Given request:
Quote every line as given.
::: Dataset records :::
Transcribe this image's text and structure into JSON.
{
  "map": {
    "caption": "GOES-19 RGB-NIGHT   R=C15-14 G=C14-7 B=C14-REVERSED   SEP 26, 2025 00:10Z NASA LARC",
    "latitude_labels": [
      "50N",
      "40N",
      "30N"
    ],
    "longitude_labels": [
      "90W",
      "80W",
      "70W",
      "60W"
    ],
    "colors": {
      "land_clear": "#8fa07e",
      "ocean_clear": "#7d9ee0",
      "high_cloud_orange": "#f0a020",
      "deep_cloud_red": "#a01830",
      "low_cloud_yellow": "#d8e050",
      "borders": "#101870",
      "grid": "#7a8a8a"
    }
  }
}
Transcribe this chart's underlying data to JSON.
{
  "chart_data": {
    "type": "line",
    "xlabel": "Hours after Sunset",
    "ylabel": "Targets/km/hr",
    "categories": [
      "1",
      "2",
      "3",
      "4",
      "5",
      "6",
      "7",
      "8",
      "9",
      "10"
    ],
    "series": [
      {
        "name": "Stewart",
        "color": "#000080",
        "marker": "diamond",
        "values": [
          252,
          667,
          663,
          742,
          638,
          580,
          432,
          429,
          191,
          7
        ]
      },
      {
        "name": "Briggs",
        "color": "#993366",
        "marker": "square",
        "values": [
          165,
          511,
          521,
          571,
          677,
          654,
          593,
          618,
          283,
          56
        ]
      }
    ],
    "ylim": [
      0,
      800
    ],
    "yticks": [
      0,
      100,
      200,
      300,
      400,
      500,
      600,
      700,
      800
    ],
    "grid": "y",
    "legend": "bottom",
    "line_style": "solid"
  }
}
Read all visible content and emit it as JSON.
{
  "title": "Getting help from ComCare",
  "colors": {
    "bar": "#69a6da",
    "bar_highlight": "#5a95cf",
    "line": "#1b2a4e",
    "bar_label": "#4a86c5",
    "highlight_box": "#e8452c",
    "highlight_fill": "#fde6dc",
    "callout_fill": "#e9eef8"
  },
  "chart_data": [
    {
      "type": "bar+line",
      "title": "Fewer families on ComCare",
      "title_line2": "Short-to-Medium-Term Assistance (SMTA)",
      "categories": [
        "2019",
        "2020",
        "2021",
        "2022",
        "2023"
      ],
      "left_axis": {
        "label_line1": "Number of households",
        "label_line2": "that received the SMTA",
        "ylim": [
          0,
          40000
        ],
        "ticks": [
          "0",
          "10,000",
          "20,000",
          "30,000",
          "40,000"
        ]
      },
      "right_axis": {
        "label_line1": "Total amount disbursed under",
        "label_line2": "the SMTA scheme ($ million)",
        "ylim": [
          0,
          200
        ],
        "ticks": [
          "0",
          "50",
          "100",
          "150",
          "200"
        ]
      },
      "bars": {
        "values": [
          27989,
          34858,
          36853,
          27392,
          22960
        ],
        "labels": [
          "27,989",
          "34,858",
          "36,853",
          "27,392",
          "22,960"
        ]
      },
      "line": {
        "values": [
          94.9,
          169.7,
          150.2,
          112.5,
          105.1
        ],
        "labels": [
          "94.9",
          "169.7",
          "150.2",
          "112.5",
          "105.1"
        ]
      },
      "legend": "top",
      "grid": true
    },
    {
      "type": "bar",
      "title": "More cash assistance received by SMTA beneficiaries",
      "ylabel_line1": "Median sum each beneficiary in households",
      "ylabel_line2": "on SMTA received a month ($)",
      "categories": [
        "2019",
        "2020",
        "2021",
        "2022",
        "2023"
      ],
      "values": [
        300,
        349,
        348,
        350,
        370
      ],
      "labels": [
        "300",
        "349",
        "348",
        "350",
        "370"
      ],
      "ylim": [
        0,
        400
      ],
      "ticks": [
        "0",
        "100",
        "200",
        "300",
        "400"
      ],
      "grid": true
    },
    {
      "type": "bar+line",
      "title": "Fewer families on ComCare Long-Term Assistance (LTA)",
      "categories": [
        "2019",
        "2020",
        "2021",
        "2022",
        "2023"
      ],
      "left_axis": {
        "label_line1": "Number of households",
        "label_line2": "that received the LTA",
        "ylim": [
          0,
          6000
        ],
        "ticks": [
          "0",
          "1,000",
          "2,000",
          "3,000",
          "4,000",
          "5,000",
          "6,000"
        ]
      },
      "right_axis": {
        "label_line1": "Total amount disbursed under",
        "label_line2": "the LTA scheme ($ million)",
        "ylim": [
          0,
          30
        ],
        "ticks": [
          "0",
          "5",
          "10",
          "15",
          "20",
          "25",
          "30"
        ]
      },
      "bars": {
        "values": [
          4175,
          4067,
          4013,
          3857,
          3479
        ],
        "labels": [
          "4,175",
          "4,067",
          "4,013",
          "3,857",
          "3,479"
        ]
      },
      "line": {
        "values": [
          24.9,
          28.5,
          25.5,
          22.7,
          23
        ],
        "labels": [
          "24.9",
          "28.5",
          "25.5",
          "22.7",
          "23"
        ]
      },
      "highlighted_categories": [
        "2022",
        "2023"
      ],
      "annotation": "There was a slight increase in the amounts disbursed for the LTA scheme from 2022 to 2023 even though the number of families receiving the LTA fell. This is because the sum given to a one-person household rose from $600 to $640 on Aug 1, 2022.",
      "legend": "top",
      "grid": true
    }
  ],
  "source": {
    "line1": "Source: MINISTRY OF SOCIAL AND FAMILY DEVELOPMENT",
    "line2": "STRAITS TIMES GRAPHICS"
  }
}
:::
Solved problem:
Transcribe this image's text and structure into JSON.
{
  "map": {
    "caption": "GOES-19 RGB-NIGHT   R=C15-14 G=C14-7 B=C14-REVERSED   SEP 26, 2025 00:10Z NASA LARC",
    "latitude_labels": [
      "50N",
      "40N",
      "30N"
    ],
    "longitude_labels": [
      "90W",
      "80W",
      "70W",
      "60W"
    ],
    "colors": {
      "land_clear": "#8fa07e",
      "ocean_clear": "#7d9ee0",
      "high_cloud_orange": "#f0a020",
      "deep_cloud_red": "#a01830",
      "low_cloud_yellow": "#d8e050",
      "borders": "#101870",
      "grid": "#7a8a8a"
    }
  }
}
Transcribe this chart's underlying data to JSON.
{
  "chart_data": {
    "type": "line",
    "xlabel": "Hours after Sunset",
    "ylabel": "Targets/km/hr",
    "categories": [
      "1",
      "2",
      "3",
      "4",
      "5",
      "6",
      "7",
      "8",
      "9",
      "10"
    ],
    "series": [
      {
        "name": "Stewart",
        "color": "#000080",
        "marker": "diamond",
        "values": [
          252,
          667,
          663,
          742,
          638,
          580,
          432,
          429,
          191,
          7
        ]
      },
      {
        "name": "Briggs",
        "color": "#993366",
        "marker": "square",
        "values": [
          165,
          511,
          521,
          571,
          677,
          654,
          593,
          618,
          283,
          56
        ]
      }
    ],
    "ylim": [
      0,
      800
    ],
    "yticks": [
      0,
      100,
      200,
      300,
      400,
      500,
      600,
      700,
      800
    ],
    "grid": "y",
    "legend": "bottom",
    "line_style": "solid"
  }
}
Read all visible content and emit it as JSON.
{
  "title": "Getting help from ComCare",
  "colors": {
    "bar": "#69a6da",
    "bar_highlight": "#5a95cf",
    "line": "#1b2a4e",
    "bar_label": "#4a86c5",
    "highlight_box": "#e8452c",
    "highlight_fill": "#fde6dc",
    "callout_fill": "#e9eef8"
  },
  "chart_data": [
    {
      "type": "bar+line",
      "title": "Fewer families on ComCare",
      "title_line2": "Short-to-Medium-Term Assistance (SMTA)",
      "categories": [
        "2019",
        "2020",
        "2021",
        "2022",
        "2023"
      ],
      "left_axis": {
        "label_line1": "Number of households",
        "label_line2": "that received the SMTA",
        "ylim": [
          0,
          40000
        ],
        "ticks": [
          "0",
          "10,000",
          "20,000",
          "30,000",
          "40,000"
        ]
      },
      "right_axis": {
        "label_line1": "Total amount disbursed under",
        "label_line2": "the SMTA scheme ($ million)",
        "ylim": [
          0,
          200
        ],
        "ticks": [
          "0",
          "50",
          "100",
          "150",
          "200"
        ]
      },
      "bars": {
        "values": [
          27989,
          34858,
          36853,
          27392,
          22960
        ],
        "labels": [
          "27,989",
          "34,858",
          "36,853",
          "27,392",
          "22,960"
        ]
      },
      "line": {
        "values": [
          94.9,
          169.7,
          150.2,
          112.5,
          105.1
        ],
        "labels": [
          "94.9",
          "169.7",
          "150.2",
          "112.5",
          "105.1"
        ]
      },
      "legend": "top",
      "grid": true
    },
    {
      "type": "bar",
      "title": "More cash assistance received by SMTA beneficiaries",
      "ylabel_line1": "Median sum each beneficiary in households",
      "ylabel_line2": "on SMTA received a month ($)",
      "categories": [
        "2019",
        "2020",
        "2021",
        "2022",
        "2023"
      ],
      "values": [
        300,
        349,
        348,
        350,
        370
      ],
      "labels": [
        "300",
        "349",
        "348",
        "350",
        "370"
      ],
      "ylim": [
        0,
        400
      ],
      "ticks": [
        "0",
        "100",
        "200",
        "300",
        "400"
      ],
      "grid": true
    },
    {
      "type": "bar+line",
      "title": "Fewer families on ComCare Long-Term Assistance (LTA)",
      "categories": [
        "2019",
        "2020",
        "2021",
        "2022",
        "2023"
      ],
      "left_axis": {
        "label_line1": "Number of households",
        "label_line2": "that received the LTA",
        "ylim": [
          0,
          6000
        ],
        "ticks": [
          "0",
          "1,000",
          "2,000",
          "3,000",
          "4,000",
          "5,000",
          "6,000"
        ]
      },
      "right_axis": {
        "label_line1": "Total amount disbursed under",
        "label_line2": "the LTA scheme ($ million)",
        "ylim": [
          0,
          30
        ],
        "ticks": [
          "0",
          "5",
          "10",
          "15",
          "20",
          "25",
          "30"
        ]
      },
      "bars": {
        "values": [
          4175,
          4067,
          4013,
          3857,
          3479
        ],
        "labels": [
          "4,175",
          "4,067",
          "4,013",
          "3,857",
          "3,479"
        ]
      },
      "line": {
        "values": [
          24.9,
          28.5,
          25.5,
          22.7,
          23
        ],
        "labels": [
          "24.9",
          "28.5",
          "25.5",
          "22.7",
          "23"
        ]
      },
      "highlighted_categories": [
        "2022",
        "2023"
      ],
      "annotation": "There was a slight increase in the amounts disbursed for the LTA scheme from 2022 to 2023 even though the number of families receiving the LTA fell. This is because the sum given to a one-person household rose from $600 to $640 on Aug 1, 2022.",
      "legend": "top",
      "grid": true
    }
  ],
  "source": {
    "line1": "Source: MINISTRY OF SOCIAL AND FAMILY DEVELOPMENT",
    "line2": "STRAITS TIMES GRAPHICS"
  }
}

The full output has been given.